_Direction_.
Copy each line holding the string "اللغة".

═══ Supplied data

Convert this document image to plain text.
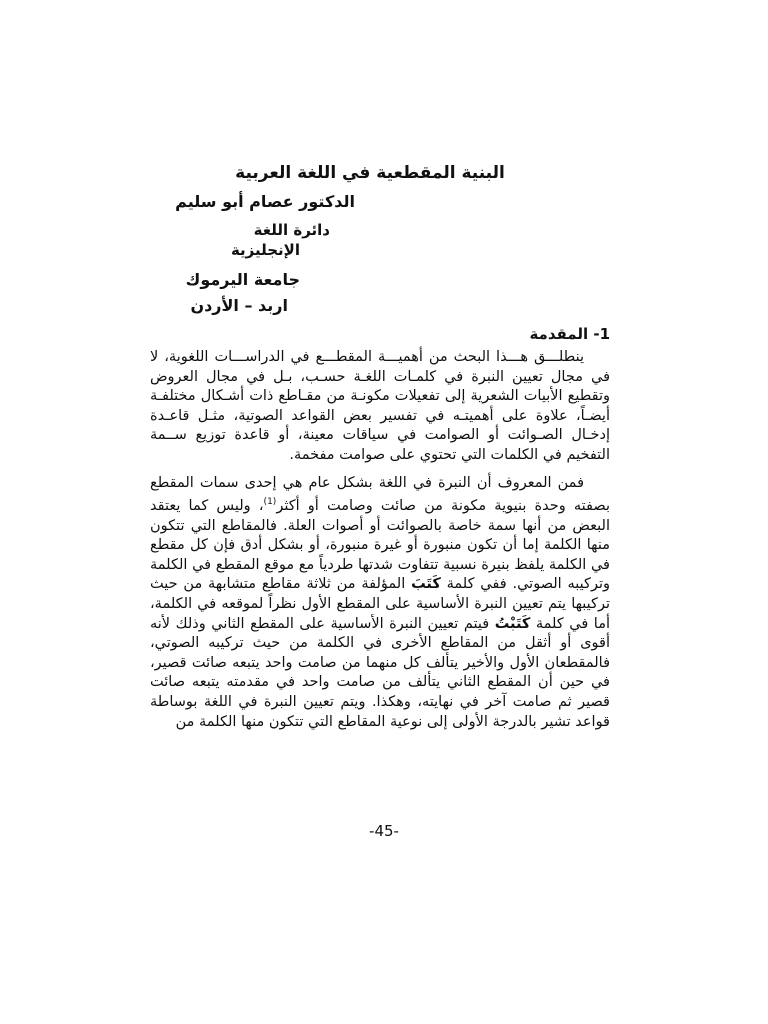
البنية المقطعية في اللغة العربية
الدكتور عصام أبو سليم
دائرة اللغة
الإنجليزية
جامعة اليرموك
اربد – الأردن
1- المقدمة

ينطلـــق هـــذا البحث من أهميـــة المقطـــع في الدراســـات اللغوية، لا في مجال تعيين النبرة في كلمـات اللغـة حسـب، بـل في مجال العروض وتقطيع الأبيات الشعرية إلى تفعيلات مكونـة من مقـاطع ذات أشـكال مختلفـة أيضـاً، علاوة على أهميتـه في تفسير بعض القواعد الصوتية، مثـل قاعـدة إدخـال الصـوائت أو الصوامت في سياقات معينة، أو قاعدة توزيع ســمة التفخيم في الكلمات التي تحتوي على صوامت مفخمة.

فمن المعروف أن النبرة في اللغة بشكل عام هي إحدى سمات المقطع بصفته وحدة بنيوية مكونة من صائت وصامت أو أكثر$^{(1)}$، وليس كما يعتقد البعض من أنها سمة خاصة بالصوائت أو أصوات العلة. فالمقاطع التي تتكون منها الكلمة إما أن تكون منبورة أو غيرة منبورة، أو بشكل أدق فإن كل مقطع في الكلمة يلفظ بنيرة نسبية تتفاوت شدتها طردياً مع موقع المقطع في الكلمة وتركيبه الصوتي. ففي كلمة كَتَبَ المؤلفة من ثلاثة مقاطع متشابهة من حيث تركيبها يتم تعيين النبرة الأساسية على المقطع الأول نظراً لموقعه في الكلمة، أما في كلمة كَتَبْتُ فيتم تعيين النبرة الأساسية على المقطع الثاني وذلك لأنه أقوى أو أثقل من المقاطع الأخرى في الكلمة من حيث تركيبه الصوتي، فالمقطعان الأول والأخير يتألف كل منهما من صامت واحد يتبعه صائت قصير، في حين أن المقطع الثاني يتألف من صامت واحد في مقدمته يتبعه صائت قصير ثم صامت آخر في نهايته، وهكذا. ويتم تعيين النبرة في اللغة بوساطة قواعد تشير بالدرجة الأولى إلى نوعية المقاطع التي تتكون منها الكلمة من

-45-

══════

_Answer to this problem_.
البنية المقطعية في اللغة العربية
دائرة اللغة
فمن المعروف أن النبرة في اللغة بشكل عام هي إحدى سمات المقطع بصفته وحدة بنيوية مكونة من صائت وصامت أو أكثر$^{(1)}$، وليس كما يعتقد البعض من أنها سمة خاصة بالصوائت أو أصوات العلة. فالمقاطع التي تتكون منها الكلمة إما أن تكون منبورة أو غيرة منبورة، أو بشكل أدق فإن كل مقطع في الكلمة يلفظ بنيرة نسبية تتفاوت شدتها طردياً مع موقع المقطع في الكلمة وتركيبه الصوتي. ففي كلمة كَتَبَ المؤلفة من ثلاثة مقاطع متشابهة من حيث تركيبها يتم تعيين النبرة الأساسية على المقطع الأول نظراً لموقعه في الكلمة، أما في كلمة كَتَبْتُ فيتم تعيين النبرة الأساسية على المقطع الثاني وذلك لأنه أقوى أو أثقل من المقاطع الأخرى في الكلمة من حيث تركيبه الصوتي، فالمقطعان الأول والأخير يتألف كل منهما من صامت واحد يتبعه صائت قصير، في حين أن المقطع الثاني يتألف من صامت واحد في مقدمته يتبعه صائت قصير ثم صامت آخر في نهايته، وهكذا. ويتم تعيين النبرة في اللغة بوساطة قواعد تشير بالدرجة الأولى إلى نوعية المقاطع التي تتكون منها الكلمة من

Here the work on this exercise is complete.